(Dataset entries)
----

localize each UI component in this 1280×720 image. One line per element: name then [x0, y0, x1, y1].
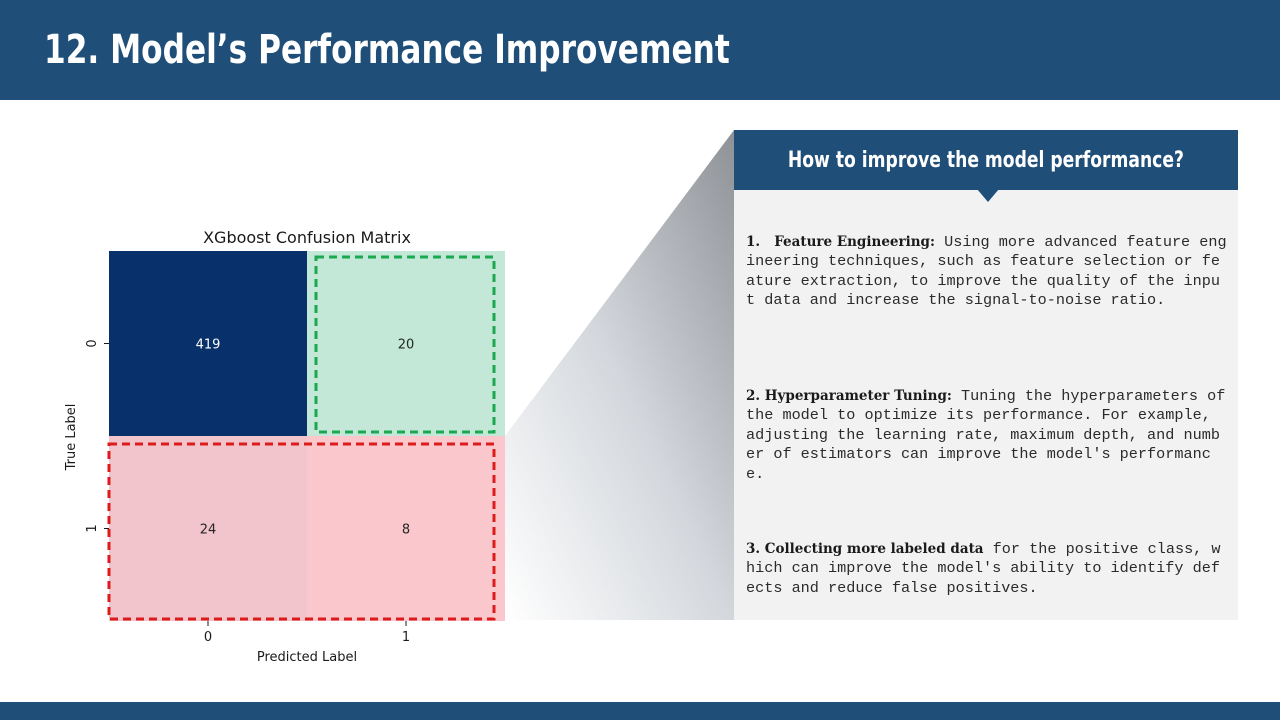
tip-text: Using more advanced feature engineering …	[746, 233, 1227, 310]
x-axis-label: Predicted Label	[257, 650, 357, 665]
slide-header: 12. Model’s Performance Improvement	[0, 0, 1280, 100]
tip-feature-engineering: 1. Feature Engineering: Using more advan…	[746, 233, 1228, 311]
matrix-cell-1-1	[307, 436, 505, 621]
improvement-panel: How to improve the model performance? 1.…	[734, 130, 1238, 620]
tip-text: Tuning the hyperparameters of the model …	[746, 387, 1235, 483]
matrix-cell-1-0	[109, 436, 307, 621]
x-tick-label: 0	[204, 630, 212, 645]
tip-heading: 1. Feature Engineering:	[746, 234, 935, 250]
y-tick-label: 1	[85, 524, 100, 532]
slide-footer	[0, 702, 1280, 720]
positive-row-highlight	[107, 442, 496, 621]
matrix-cell-value: 20	[398, 338, 415, 353]
slide-title: 12. Model’s Performance Improvement	[44, 27, 730, 73]
matrix-cell-value: 419	[196, 338, 221, 353]
panel-header-pointer	[977, 189, 999, 202]
matrix-highlights	[107, 255, 496, 621]
y-axis-label: True Label	[64, 404, 79, 472]
matrix-cell-0-0	[109, 251, 307, 436]
matrix-cell-value: 24	[200, 523, 217, 538]
tip-collect-labeled-data: 3. Collecting more labeled data for the …	[746, 540, 1228, 598]
tip-text: for the positive class, which can improv…	[746, 540, 1221, 597]
tip-heading: 2. Hyperparameter Tuning:	[746, 388, 952, 404]
panel-header: How to improve the model performance?	[734, 130, 1238, 190]
matrix-ticks: 0 1 0 1	[85, 339, 410, 645]
matrix-cell-0-1	[307, 251, 505, 436]
matrix-cell-value: 8	[402, 523, 410, 538]
y-tick-label: 0	[85, 339, 100, 347]
chart-title: XGboost Confusion Matrix	[203, 228, 411, 247]
matrix-cells: 419 20 24 8	[109, 251, 505, 621]
tip-heading: 3. Collecting more labeled data	[746, 541, 984, 557]
false-positive-highlight	[314, 255, 496, 434]
panel-title: How to improve the model performance?	[787, 147, 1185, 173]
tip-hyperparameter-tuning: 2. Hyperparameter Tuning: Tuning the hyp…	[746, 387, 1228, 484]
x-tick-label: 1	[402, 630, 410, 645]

----

- What to produce -
Copy the item lines exactly as they appear, from the line with "tip-text: Using more" up to and including the line with "tip-heading: 1. Feature".

- Written answer -
tip-text: Using more advanced feature engineering …	[746, 233, 1227, 310]
x-axis-label: Predicted Label	[257, 650, 357, 665]
slide-header: 12. Model’s Performance Improvement	[0, 0, 1280, 100]
tip-feature-engineering: 1. Feature Engineering: Using more advan…	[746, 233, 1228, 311]
matrix-cell-1-1	[307, 436, 505, 621]
improvement-panel: How to improve the model performance? 1.…	[734, 130, 1238, 620]
tip-text: Tuning the hyperparameters of the model …	[746, 387, 1235, 483]
matrix-cell-1-0	[109, 436, 307, 621]
x-tick-label: 0	[204, 630, 212, 645]
tip-heading: 1. Feature Engineering:	[746, 234, 935, 250]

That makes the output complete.